__Working data__.
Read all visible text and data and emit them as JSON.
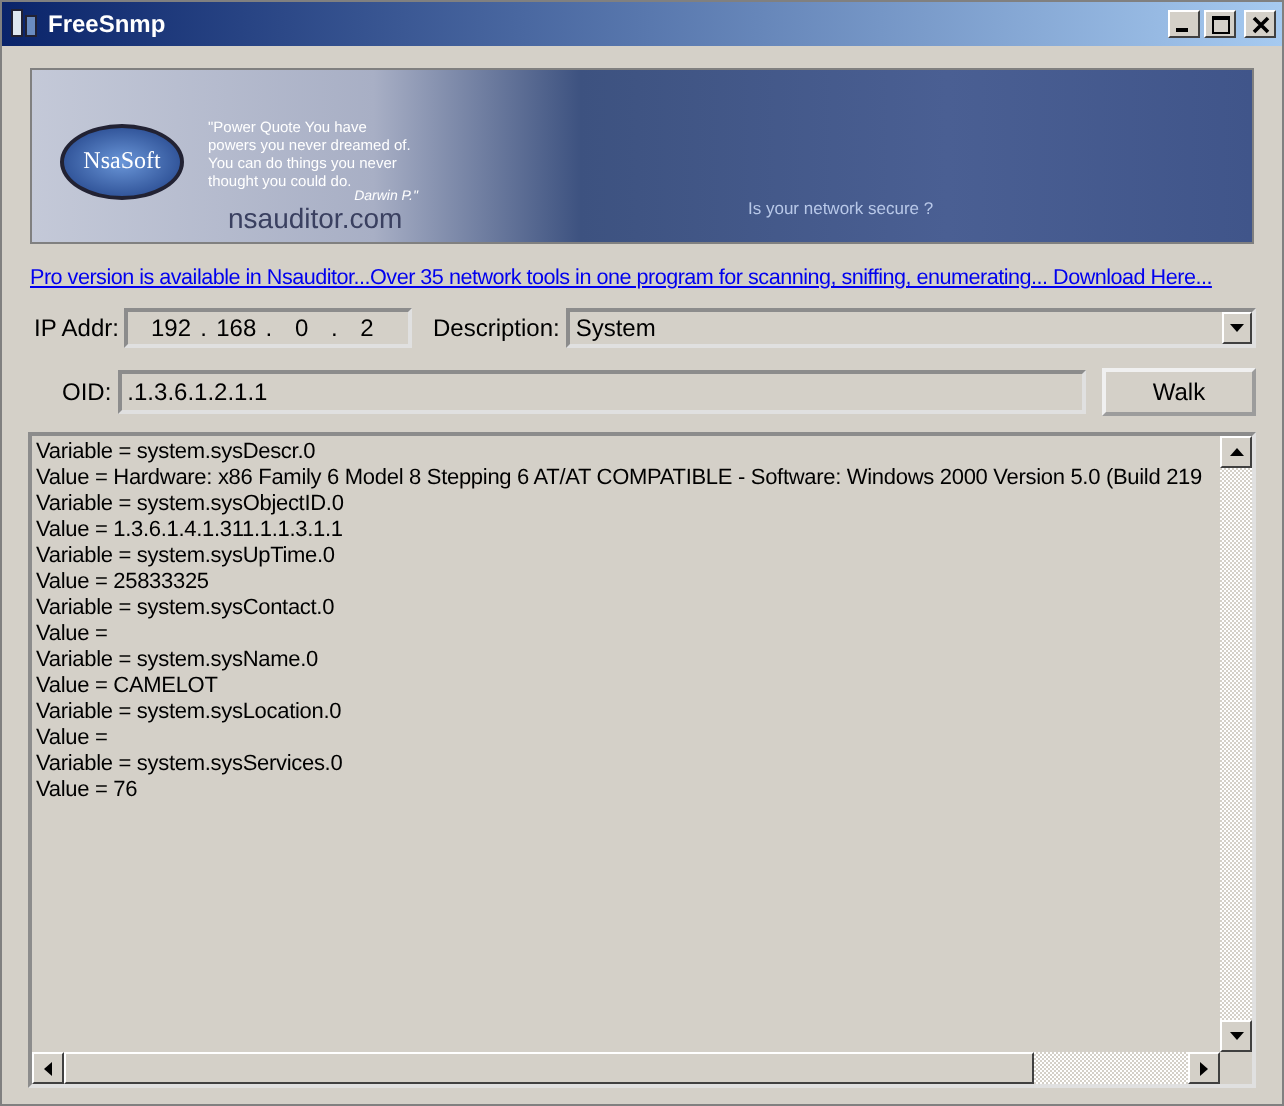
{
  "window": {
    "title": "FreeSnmp"
  },
  "banner": {
    "logo": "NsaSoft",
    "quote": "\"Power Quote You have powers you never dreamed of. You can do things you never thought you could do.",
    "author": "Darwin P.\"",
    "site": "nsauditor.com",
    "tagline": "Is your network secure ?"
  },
  "promo_link": "Pro version is available in Nsauditor...Over 35 network tools in one program for scanning, sniffing, enumerating... Download Here...",
  "ip": {
    "label": "IP Addr:",
    "parts": [
      {
        "kind": "octet",
        "text": "192"
      },
      {
        "kind": "dot",
        "text": "."
      },
      {
        "kind": "octet",
        "text": "168"
      },
      {
        "kind": "dot",
        "text": "."
      },
      {
        "kind": "octet",
        "text": "0"
      },
      {
        "kind": "dot",
        "text": "."
      },
      {
        "kind": "octet",
        "text": "2"
      }
    ]
  },
  "description": {
    "label": "Description:",
    "value": "System"
  },
  "oid": {
    "label": "OID:",
    "value": ".1.3.6.1.2.1.1"
  },
  "walk_button": "Walk",
  "output_lines": [
    "Variable = system.sysDescr.0",
    "Value  = Hardware: x86 Family 6 Model 8 Stepping 6 AT/AT COMPATIBLE - Software: Windows 2000 Version 5.0 (Build 219",
    "Variable = system.sysObjectID.0",
    "Value  = 1.3.6.1.4.1.311.1.1.3.1.1",
    "Variable = system.sysUpTime.0",
    "Value  = 25833325",
    "Variable = system.sysContact.0",
    "Value  =",
    "Variable = system.sysName.0",
    "Value  = CAMELOT",
    "Variable = system.sysLocation.0",
    "Value  =",
    "Variable = system.sysServices.0",
    "Value  = 76"
  ]
}
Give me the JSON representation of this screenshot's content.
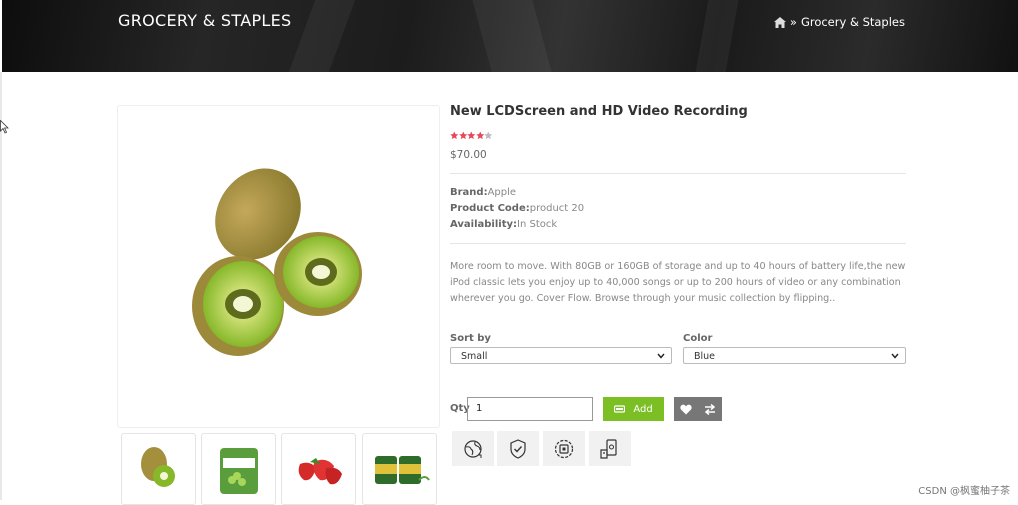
{
  "banner": {
    "title": "GROCERY & STAPLES",
    "breadcrumb": "Grocery & Staples"
  },
  "product": {
    "title": "New LCDScreen and HD Video Recording",
    "rating": 4,
    "rating_max": 5,
    "price": "$70.00",
    "brand_label": "Brand:",
    "brand": "Apple",
    "code_label": "Product Code:",
    "code": "product 20",
    "availability_label": "Availability:",
    "availability": "In Stock",
    "description": "More room to move. With 80GB or 160GB of storage and up to 40 hours of battery life,the new iPod classic lets you enjoy up to 40,000 songs or up to 200 hours of video or any combination wherever you go. Cover Flow. Browse through your music collection by flipping.."
  },
  "options": {
    "sort_label": "Sort by",
    "sort_value": "Small",
    "color_label": "Color",
    "color_value": "Blue"
  },
  "cart": {
    "qty_label": "Qty",
    "qty_value": "1",
    "add_label": "Add"
  },
  "colors": {
    "accent": "#7bbf25",
    "star": "#e8475b",
    "star_off": "#bbbbbb",
    "icon_button": "#777777"
  },
  "icons": [
    "home-icon",
    "cart-icon",
    "heart-icon",
    "compare-icon",
    "globe-icon",
    "shield-icon",
    "chip-icon",
    "money-icon"
  ],
  "watermark": "CSDN @枫蜜柚子茶"
}
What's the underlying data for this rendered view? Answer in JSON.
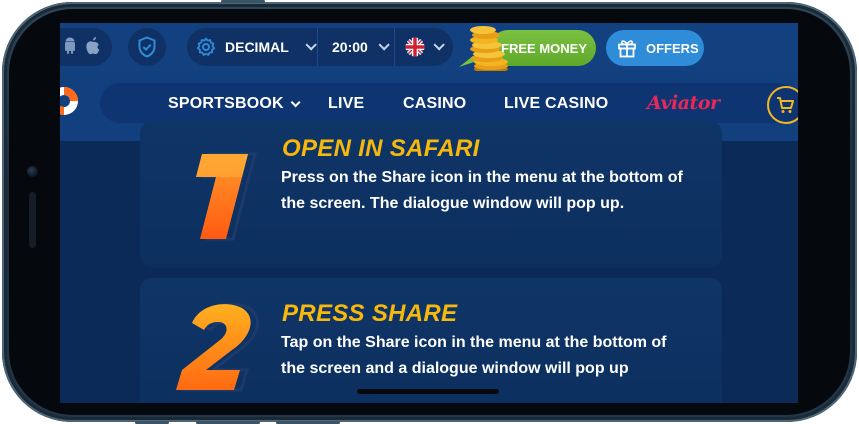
{
  "topbar": {
    "odds_format": "DECIMAL",
    "time": "20:00",
    "free_money_label": "FREE MONEY",
    "offers_label": "OFFERS"
  },
  "nav": {
    "items": [
      {
        "label": "SPORTSBOOK"
      },
      {
        "label": "LIVE"
      },
      {
        "label": "CASINO"
      },
      {
        "label": "LIVE CASINO"
      }
    ],
    "aviator_label": "Aviator"
  },
  "steps": [
    {
      "number": "1",
      "title": "OPEN IN SAFARI",
      "line1": "Press on the Share icon in the menu at the bottom of",
      "line2": "the screen. The dialogue window will pop up."
    },
    {
      "number": "2",
      "title": "PRESS SHARE",
      "line1": "Tap on the Share icon in the menu at the bottom of",
      "line2": "the screen and a dialogue window will pop up"
    }
  ],
  "colors": {
    "accent_orange": "#f6b80c",
    "bg_navy": "#0b2a57",
    "green": "#6ab132",
    "blue_button": "#2e8cd8",
    "aviator_red": "#e8285b"
  },
  "icons": [
    "android-icon",
    "apple-icon",
    "shield-icon",
    "gear-icon",
    "uk-flag-icon",
    "gift-icon",
    "cart-icon",
    "lifebuoy-icon",
    "coins-icon"
  ]
}
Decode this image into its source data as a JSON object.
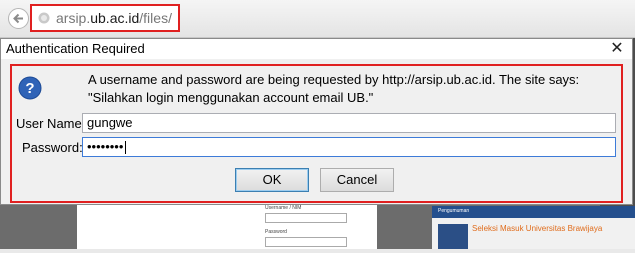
{
  "browser": {
    "url_prefix": "arsip.",
    "url_domain": "ub.ac.id",
    "url_path": "/files/"
  },
  "dialog": {
    "title": "Authentication Required",
    "message": "A username and password are being requested by http://arsip.ub.ac.id. The site says: \"Silahkan login menggunakan account email UB.\"",
    "username_label": "User Name:",
    "username_value": "gungwe",
    "password_label": "Password:",
    "password_value": "••••••••",
    "ok_label": "OK",
    "cancel_label": "Cancel"
  },
  "background_page": {
    "form_username_label": "Username / NIM",
    "form_password_label": "Password",
    "news_header": "Pengumuman",
    "news_title": "Seleksi Masuk Universitas Brawijaya"
  },
  "colors": {
    "highlight_border": "#e02020",
    "focus_border": "#3d7bd8"
  }
}
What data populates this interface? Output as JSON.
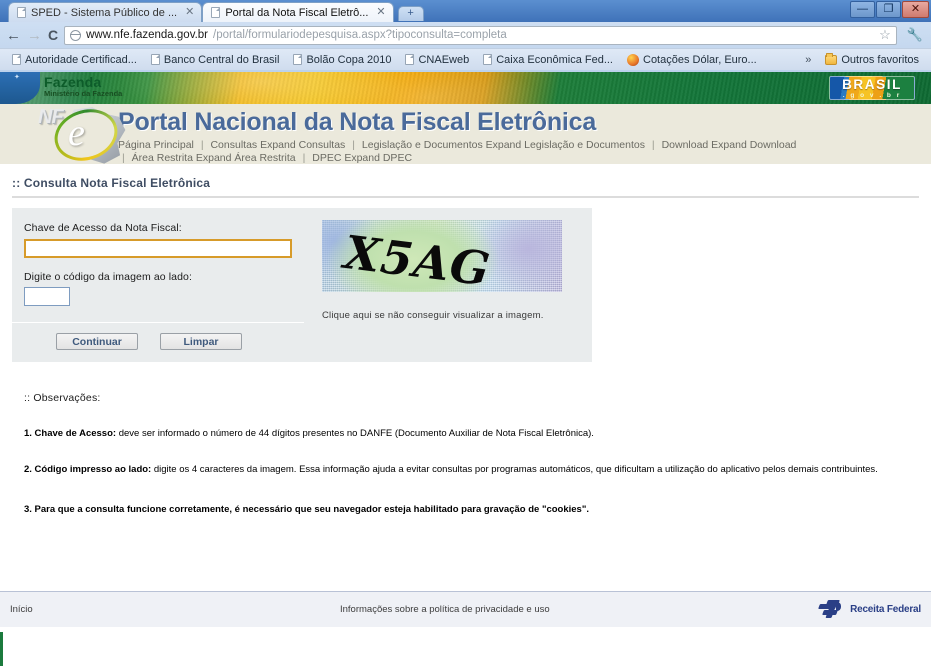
{
  "browser": {
    "tabs": [
      {
        "title": "SPED - Sistema Público de ...",
        "active": false
      },
      {
        "title": "Portal da Nota Fiscal Eletrô...",
        "active": true
      }
    ],
    "new_tab_label": "+",
    "window_controls": {
      "minimize": "—",
      "maximize": "❐",
      "close": "✕"
    },
    "back_label": "←",
    "forward_label": "→",
    "reload_label": "C",
    "url_host": "www.nfe.fazenda.gov.br",
    "url_path": "/portal/formulariodepesquisa.aspx?tipoconsulta=completa",
    "star_label": "☆",
    "wrench_label": "🔧",
    "bookmarks": [
      "Autoridade Certificad...",
      "Banco Central do Brasil",
      "Bolão Copa 2010",
      "CNAEweb",
      "Caixa Econômica Fed...",
      "Cotações Dólar, Euro..."
    ],
    "overflow_label": "»",
    "other_bookmarks": "Outros favoritos"
  },
  "gov_banner": {
    "ministry_name": "Fazenda",
    "ministry_sub": "Ministério da Fazenda",
    "brasil_logo_top": "BRASIL",
    "brasil_logo_bottom": ". g o v . b r"
  },
  "portal": {
    "logo_nf": "NF",
    "logo_e": "e",
    "title": "Portal Nacional da Nota Fiscal Eletrônica",
    "nav_row1": [
      "Página Principal",
      "Consultas Expand Consultas",
      "Legislação e Documentos Expand Legislação e Documentos",
      "Download Expand Download"
    ],
    "nav_row2": [
      "Área Restrita Expand Área Restrita",
      "DPEC Expand DPEC"
    ]
  },
  "main": {
    "page_title": ":: Consulta Nota Fiscal Eletrônica",
    "label_chave": "Chave de Acesso da Nota Fiscal:",
    "value_chave": "",
    "label_codigo": "Digite o código da imagem ao lado:",
    "value_codigo": "",
    "button_continuar": "Continuar",
    "button_limpar": "Limpar",
    "captcha_text": "X5AG",
    "captcha_hint": "Clique aqui se não conseguir visualizar a imagem."
  },
  "observations": {
    "title": ":: Observações:",
    "items": [
      {
        "bold": "1. Chave de Acesso:",
        "text": " deve ser informado o número de 44 dígitos presentes no DANFE (Documento Auxiliar de Nota Fiscal Eletrônica)."
      },
      {
        "bold": "2. Código impresso ao lado:",
        "text": " digite os 4 caracteres da imagem. Essa informação ajuda a evitar consultas por programas automáticos, que dificultam a utilização do aplicativo pelos demais contribuintes."
      },
      {
        "bold": "3. Para que a consulta funcione corretamente,",
        "text": " é necessário que seu navegador esteja habilitado para gravação de \"cookies\"."
      }
    ]
  },
  "footer": {
    "inicio": "Início",
    "privacy": "Informações sobre a política de privacidade e uso",
    "agency": "Receita Federal"
  },
  "colors": {
    "accent_focus": "#d79b2a",
    "portal_title": "#4a6a9a",
    "banner_green": "#1b7a3d",
    "banner_yellow": "#f5c417",
    "form_bg": "#e9eced",
    "agency_blue": "#2a3f86"
  }
}
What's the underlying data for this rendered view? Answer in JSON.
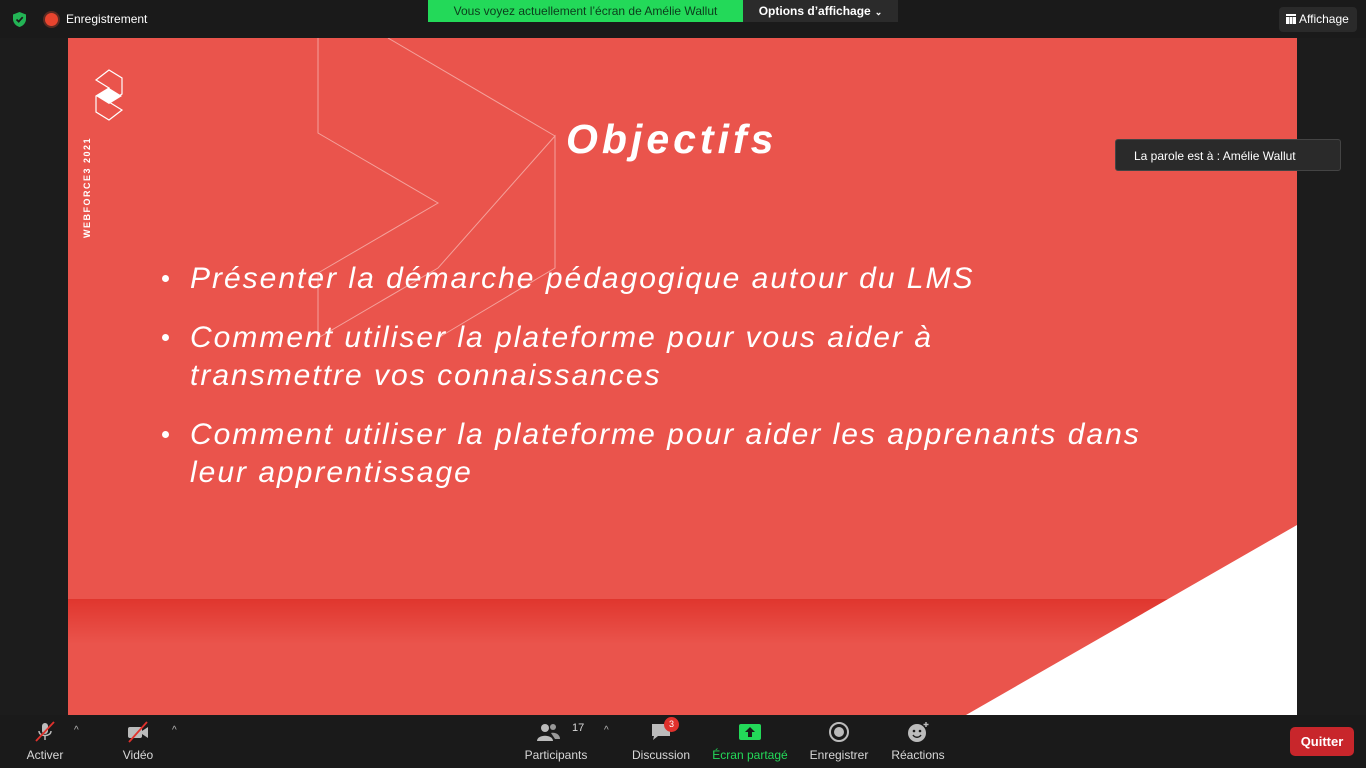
{
  "topbar": {
    "recording_label": "Enregistrement",
    "share_banner": "Vous voyez actuellement l’écran de Amélie Wallut",
    "view_options": "Options d’affichage",
    "view_button": "Affichage"
  },
  "slide": {
    "brand_vertical": "WEBFORCE3 2021",
    "title": "Objectifs",
    "bullets": [
      "Présenter la démarche pédagogique autour du LMS",
      "Comment utiliser la plateforme pour vous aider à transmettre vos connaissances",
      "Comment utiliser la plateforme pour aider les apprenants dans leur apprentissage"
    ]
  },
  "speaker": {
    "label": "La parole est à : Amélie Wallut"
  },
  "toolbar": {
    "mute_label": "Activer",
    "video_label": "Vidéo",
    "participants_label": "Participants",
    "participants_count": "17",
    "chat_label": "Discussion",
    "chat_badge": "3",
    "share_label": "Écran partagé",
    "record_label": "Enregistrer",
    "reactions_label": "Réactions",
    "quit_label": "Quitter"
  },
  "colors": {
    "slide_bg": "#ea544c",
    "share_green": "#23d959",
    "quit_red": "#c8262b"
  }
}
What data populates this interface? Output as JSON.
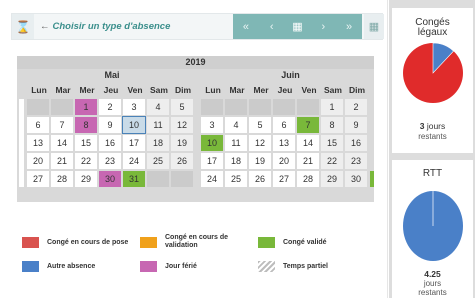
{
  "toolbar": {
    "choose_label": "Choisir un type d'absence",
    "arrow": "←",
    "hourglass": "⌛",
    "nav_first": "«",
    "nav_prev": "‹",
    "nav_calendar": "▦",
    "nav_next": "›",
    "nav_last": "»",
    "calendar_btn": "▦"
  },
  "calendar": {
    "year": "2019",
    "months": [
      "Mai",
      "Juin"
    ],
    "dow": [
      "Lun",
      "Mar",
      "Mer",
      "Jeu",
      "Ven",
      "Sam",
      "Dim",
      "Lun",
      "Mar",
      "Mer",
      "Jeu",
      "Ven",
      "Sam",
      "Dim"
    ]
  },
  "legend": {
    "pose": "Congé en cours de pose",
    "validation": "Congé en cours de validation",
    "valide": "Congé validé",
    "autre": "Autre absence",
    "ferie": "Jour férié",
    "partiel": "Temps partiel"
  },
  "colors": {
    "pose": "#d9534f",
    "validation": "#f0a11b",
    "valide": "#79b83a",
    "autre": "#4a80c8",
    "ferie": "#c767b2",
    "partiel": "#bdbdbd"
  },
  "sidebar": {
    "conges": {
      "title1": "Congés",
      "title2": "légaux",
      "number": "3",
      "unit": "jours",
      "sub": "restants",
      "share_blue": 0.12
    },
    "rtt": {
      "title": "RTT",
      "number": "4.25",
      "unit": "jours",
      "sub": "restants",
      "share_blue": 1.0
    }
  }
}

__What you are asked to do__.
From the listing above, collect each line in which the string "Variable" appears.

__Output of the task__.
    "Variable = system.sysDescr.0",
    "Variable = system.sysObjectID.0",
    "Variable = system.sysUpTime.0",
    "Variable = system.sysContact.0",
    "Variable = system.sysName.0",
    "Variable = system.sysLocation.0",
    "Variable = system.sysServices.0",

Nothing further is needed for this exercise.